_Exercise task_. Scan the entries below for the word "color". Copy each line that has it.
[start of Raw data]
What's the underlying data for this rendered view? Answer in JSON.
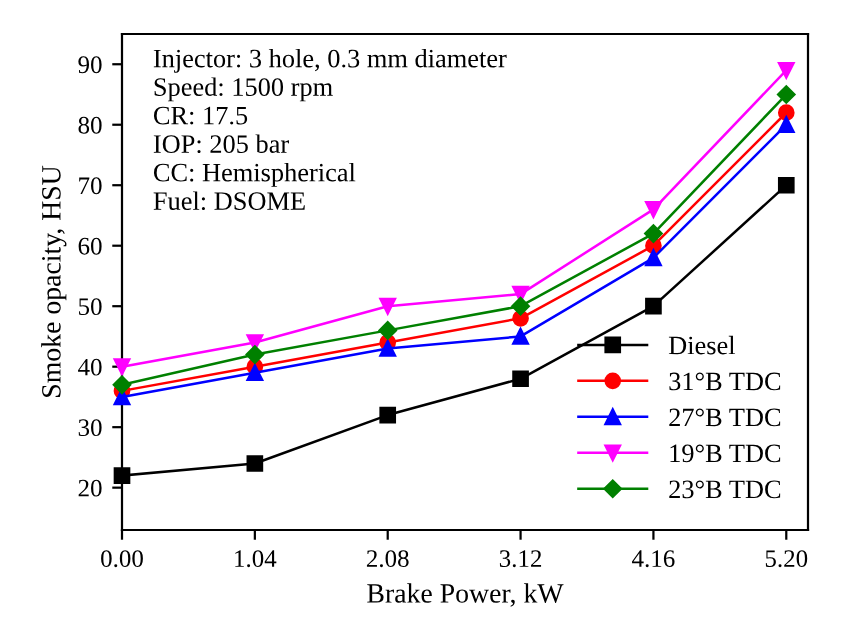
{
  "chart_data": {
    "type": "line",
    "xlabel": "Brake Power, kW",
    "ylabel": "Smoke opacity, HSU",
    "x": [
      0.0,
      1.04,
      2.08,
      3.12,
      4.16,
      5.2
    ],
    "series": [
      {
        "name": "Diesel",
        "color": "#000000",
        "marker": "square",
        "values": [
          22,
          24,
          32,
          38,
          50,
          70
        ]
      },
      {
        "name": "31°B TDC",
        "color": "#ff0000",
        "marker": "circle",
        "values": [
          36,
          40,
          44,
          48,
          60,
          82
        ]
      },
      {
        "name": "27°B TDC",
        "color": "#0000ff",
        "marker": "triangle",
        "values": [
          35,
          39,
          43,
          45,
          58,
          80
        ]
      },
      {
        "name": "19°B TDC",
        "color": "#ff00ff",
        "marker": "triangle_down",
        "values": [
          40,
          44,
          50,
          52,
          66,
          89
        ]
      },
      {
        "name": "23°B TDC",
        "color": "#008000",
        "marker": "diamond",
        "values": [
          37,
          42,
          46,
          50,
          62,
          85
        ]
      }
    ],
    "annotations": [
      "Injector: 3 hole, 0.3 mm diameter\nSpeed: 1500 rpm\nCR: 17.5\nIOP: 205 bar\nCC: Hemispherical\nFuel: DSOME"
    ],
    "xlim": [
      0,
      5.37
    ],
    "xticks": [
      {
        "value": 0,
        "label": "0.00"
      },
      1.04,
      2.08,
      3.12,
      4.16,
      {
        "value": 5.2,
        "label": "5.20"
      }
    ],
    "ylim": [
      13,
      95
    ],
    "yticks": [
      20,
      30,
      40,
      50,
      60,
      70,
      80,
      90
    ],
    "grid": false,
    "legend": "bottom right",
    "line_style": "solid"
  }
}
[end of Raw data]
_Written answer_.
        "color": "#000000",
        "color": "#ff0000",
        "color": "#0000ff",
        "color": "#ff00ff",
        "color": "#008000",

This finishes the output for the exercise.